> WHAT IS NEEDED
Give an exact transcription of every line, dropping the images.

> ENTRIES SHOWN
⁂

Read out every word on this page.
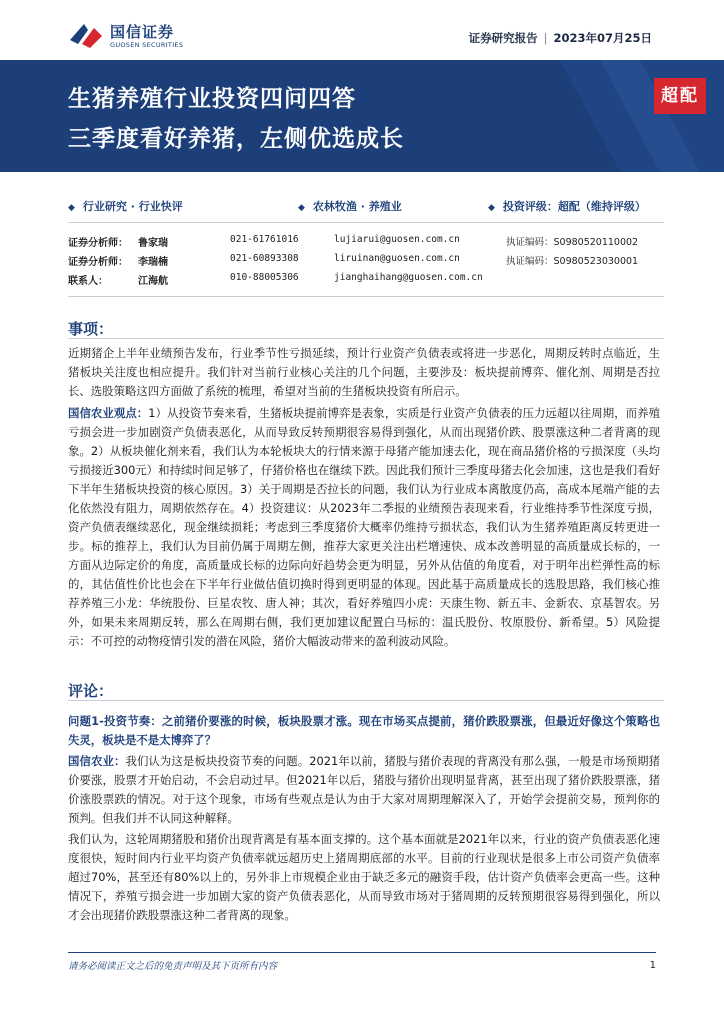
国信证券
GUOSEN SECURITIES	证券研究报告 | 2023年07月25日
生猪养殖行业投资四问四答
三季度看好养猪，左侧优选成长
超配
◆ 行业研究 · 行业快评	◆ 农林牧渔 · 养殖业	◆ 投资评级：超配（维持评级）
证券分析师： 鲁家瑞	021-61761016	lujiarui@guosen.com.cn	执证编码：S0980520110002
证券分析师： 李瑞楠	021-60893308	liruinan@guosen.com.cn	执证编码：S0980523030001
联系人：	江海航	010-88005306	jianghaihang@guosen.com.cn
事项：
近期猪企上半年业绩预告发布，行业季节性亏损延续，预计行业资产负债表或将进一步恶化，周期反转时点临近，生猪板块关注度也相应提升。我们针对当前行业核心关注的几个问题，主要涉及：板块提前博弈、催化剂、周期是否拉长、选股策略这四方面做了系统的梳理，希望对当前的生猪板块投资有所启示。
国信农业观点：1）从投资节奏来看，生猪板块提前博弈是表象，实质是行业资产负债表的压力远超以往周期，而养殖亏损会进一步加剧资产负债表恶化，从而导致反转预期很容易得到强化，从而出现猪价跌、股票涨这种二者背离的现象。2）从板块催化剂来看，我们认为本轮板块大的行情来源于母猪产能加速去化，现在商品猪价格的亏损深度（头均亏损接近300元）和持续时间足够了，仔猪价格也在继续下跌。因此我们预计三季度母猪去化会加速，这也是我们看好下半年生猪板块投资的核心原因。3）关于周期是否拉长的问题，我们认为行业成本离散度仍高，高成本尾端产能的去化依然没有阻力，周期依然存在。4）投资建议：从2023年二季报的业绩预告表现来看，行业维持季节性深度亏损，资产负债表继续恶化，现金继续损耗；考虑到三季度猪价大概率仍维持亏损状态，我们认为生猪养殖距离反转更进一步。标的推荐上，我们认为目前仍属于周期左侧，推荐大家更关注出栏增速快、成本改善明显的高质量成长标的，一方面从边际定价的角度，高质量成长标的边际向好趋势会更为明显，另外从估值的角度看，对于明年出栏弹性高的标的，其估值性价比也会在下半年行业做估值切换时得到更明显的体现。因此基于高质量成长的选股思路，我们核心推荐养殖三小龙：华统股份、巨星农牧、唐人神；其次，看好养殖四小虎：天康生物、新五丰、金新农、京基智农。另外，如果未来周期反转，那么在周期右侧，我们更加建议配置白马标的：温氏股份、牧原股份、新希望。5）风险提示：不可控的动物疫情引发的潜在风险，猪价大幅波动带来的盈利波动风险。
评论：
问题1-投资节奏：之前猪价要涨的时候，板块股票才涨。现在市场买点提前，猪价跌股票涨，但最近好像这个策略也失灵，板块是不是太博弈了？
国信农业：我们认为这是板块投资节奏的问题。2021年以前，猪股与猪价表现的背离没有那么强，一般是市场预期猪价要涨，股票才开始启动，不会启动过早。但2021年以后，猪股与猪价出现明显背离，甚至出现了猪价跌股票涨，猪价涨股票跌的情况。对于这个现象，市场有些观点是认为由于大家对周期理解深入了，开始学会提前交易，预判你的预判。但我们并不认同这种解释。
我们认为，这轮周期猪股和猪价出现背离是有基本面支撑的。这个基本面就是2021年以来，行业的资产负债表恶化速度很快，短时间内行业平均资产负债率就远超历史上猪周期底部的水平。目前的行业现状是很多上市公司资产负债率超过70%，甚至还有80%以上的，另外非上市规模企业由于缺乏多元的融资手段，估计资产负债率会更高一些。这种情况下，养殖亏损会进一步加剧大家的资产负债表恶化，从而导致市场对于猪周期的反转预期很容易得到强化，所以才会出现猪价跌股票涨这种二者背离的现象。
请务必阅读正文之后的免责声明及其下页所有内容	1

⁂

> WRITTEN RESPONSE
Read out every word on this page.
国信证券
GUOSEN SECURITIES	证券研究报告 | 2023年07月25日
生猪养殖行业投资四问四答
三季度看好养猪，左侧优选成长
超配
◆ 行业研究 · 行业快评	◆ 农林牧渔 · 养殖业	◆ 投资评级：超配（维持评级）
证券分析师： 鲁家瑞	021-61761016	lujiarui@guosen.com.cn	执证编码：S0980520110002
证券分析师： 李瑞楠	021-60893308	liruinan@guosen.com.cn	执证编码：S0980523030001
联系人：	江海航	010-88005306	jianghaihang@guosen.com.cn
事项：
近期猪企上半年业绩预告发布，行业季节性亏损延续，预计行业资产负债表或将进一步恶化，周期反转时点临近，生猪板块关注度也相应提升。我们针对当前行业核心关注的几个问题，主要涉及：板块提前博弈、催化剂、周期是否拉长、选股策略这四方面做了系统的梳理，希望对当前的生猪板块投资有所启示。
国信农业观点：1）从投资节奏来看，生猪板块提前博弈是表象，实质是行业资产负债表的压力远超以往周期，而养殖亏损会进一步加剧资产负债表恶化，从而导致反转预期很容易得到强化，从而出现猪价跌、股票涨这种二者背离的现象。2）从板块催化剂来看，我们认为本轮板块大的行情来源于母猪产能加速去化，现在商品猪价格的亏损深度（头均亏损接近300元）和持续时间足够了，仔猪价格也在继续下跌。因此我们预计三季度母猪去化会加速，这也是我们看好下半年生猪板块投资的核心原因。3）关于周期是否拉长的问题，我们认为行业成本离散度仍高，高成本尾端产能的去化依然没有阻力，周期依然存在。4）投资建议：从2023年二季报的业绩预告表现来看，行业维持季节性深度亏损，资产负债表继续恶化，现金继续损耗；考虑到三季度猪价大概率仍维持亏损状态，我们认为生猪养殖距离反转更进一步。标的推荐上，我们认为目前仍属于周期左侧，推荐大家更关注出栏增速快、成本改善明显的高质量成长标的，一方面从边际定价的角度，高质量成长标的边际向好趋势会更为明显，另外从估值的角度看，对于明年出栏弹性高的标的，其估值性价比也会在下半年行业做估值切换时得到更明显的体现。因此基于高质量成长的选股思路，我们核心推荐养殖三小龙：华统股份、巨星农牧、唐人神；其次，看好养殖四小虎：天康生物、新五丰、金新农、京基智农。另外，如果未来周期反转，那么在周期右侧，我们更加建议配置白马标的：温氏股份、牧原股份、新希望。5）风险提示：不可控的动物疫情引发的潜在风险，猪价大幅波动带来的盈利波动风险。
评论：
问题1-投资节奏：之前猪价要涨的时候，板块股票才涨。现在市场买点提前，猪价跌股票涨，但最近好像这个策略也失灵，板块是不是太博弈了？
国信农业：我们认为这是板块投资节奏的问题。2021年以前，猪股与猪价表现的背离没有那么强，一般是市场预期猪价要涨，股票才开始启动，不会启动过早。但2021年以后，猪股与猪价出现明显背离，甚至出现了猪价跌股票涨，猪价涨股票跌的情况。对于这个现象，市场有些观点是认为由于大家对周期理解深入了，开始学会提前交易，预判你的预判。但我们并不认同这种解释。
我们认为，这轮周期猪股和猪价出现背离是有基本面支撑的。这个基本面就是2021年以来，行业的资产负债表恶化速度很快，短时间内行业平均资产负债率就远超历史上猪周期底部的水平。目前的行业现状是很多上市公司资产负债率超过70%，甚至还有80%以上的，另外非上市规模企业由于缺乏多元的融资手段，估计资产负债率会更高一些。这种情况下，养殖亏损会进一步加剧大家的资产负债表恶化，从而导致市场对于猪周期的反转预期很容易得到强化，所以才会出现猪价跌股票涨这种二者背离的现象。
请务必阅读正文之后的免责声明及其下页所有内容	1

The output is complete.